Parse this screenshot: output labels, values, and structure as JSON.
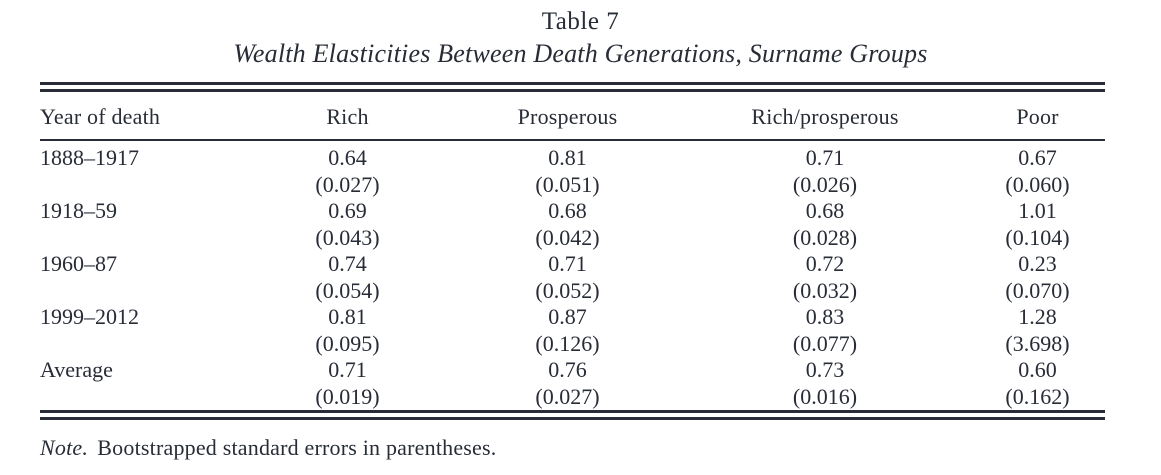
{
  "title": "Table 7",
  "subtitle": "Wealth Elasticities Between Death Generations, Surname Groups",
  "table": {
    "columns": [
      "Year of death",
      "Rich",
      "Prosperous",
      "Rich/prosperous",
      "Poor"
    ],
    "rows": [
      {
        "label": "1888–1917",
        "values": [
          "0.64",
          "0.81",
          "0.71",
          "0.67"
        ],
        "se": [
          "(0.027)",
          "(0.051)",
          "(0.026)",
          "(0.060)"
        ]
      },
      {
        "label": "1918–59",
        "values": [
          "0.69",
          "0.68",
          "0.68",
          "1.01"
        ],
        "se": [
          "(0.043)",
          "(0.042)",
          "(0.028)",
          "(0.104)"
        ]
      },
      {
        "label": "1960–87",
        "values": [
          "0.74",
          "0.71",
          "0.72",
          "0.23"
        ],
        "se": [
          "(0.054)",
          "(0.052)",
          "(0.032)",
          "(0.070)"
        ]
      },
      {
        "label": "1999–2012",
        "values": [
          "0.81",
          "0.87",
          "0.83",
          "1.28"
        ],
        "se": [
          "(0.095)",
          "(0.126)",
          "(0.077)",
          "(3.698)"
        ]
      },
      {
        "label": "Average",
        "values": [
          "0.71",
          "0.76",
          "0.73",
          "0.60"
        ],
        "se": [
          "(0.019)",
          "(0.027)",
          "(0.016)",
          "(0.162)"
        ]
      }
    ]
  },
  "note": {
    "prefix": "Note.",
    "text": "Bootstrapped standard errors in parentheses."
  },
  "colors": {
    "text": "#272c36",
    "rule": "#272c36",
    "background": "#ffffff"
  }
}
-------------------------
### [Task brief]
The records above must be transcribed exactly. Pictures are left out of the copy.

### [Answer to this task]
Parse this screenshot: output labels, values, and structure as JSON.
{
  "title": "Table 7",
  "subtitle": "Wealth Elasticities Between Death Generations, Surname Groups",
  "table": {
    "columns": [
      "Year of death",
      "Rich",
      "Prosperous",
      "Rich/prosperous",
      "Poor"
    ],
    "rows": [
      {
        "label": "1888–1917",
        "values": [
          "0.64",
          "0.81",
          "0.71",
          "0.67"
        ],
        "se": [
          "(0.027)",
          "(0.051)",
          "(0.026)",
          "(0.060)"
        ]
      },
      {
        "label": "1918–59",
        "values": [
          "0.69",
          "0.68",
          "0.68",
          "1.01"
        ],
        "se": [
          "(0.043)",
          "(0.042)",
          "(0.028)",
          "(0.104)"
        ]
      },
      {
        "label": "1960–87",
        "values": [
          "0.74",
          "0.71",
          "0.72",
          "0.23"
        ],
        "se": [
          "(0.054)",
          "(0.052)",
          "(0.032)",
          "(0.070)"
        ]
      },
      {
        "label": "1999–2012",
        "values": [
          "0.81",
          "0.87",
          "0.83",
          "1.28"
        ],
        "se": [
          "(0.095)",
          "(0.126)",
          "(0.077)",
          "(3.698)"
        ]
      },
      {
        "label": "Average",
        "values": [
          "0.71",
          "0.76",
          "0.73",
          "0.60"
        ],
        "se": [
          "(0.019)",
          "(0.027)",
          "(0.016)",
          "(0.162)"
        ]
      }
    ]
  },
  "note": {
    "prefix": "Note.",
    "text": "Bootstrapped standard errors in parentheses."
  },
  "colors": {
    "text": "#272c36",
    "rule": "#272c36",
    "background": "#ffffff"
  }
}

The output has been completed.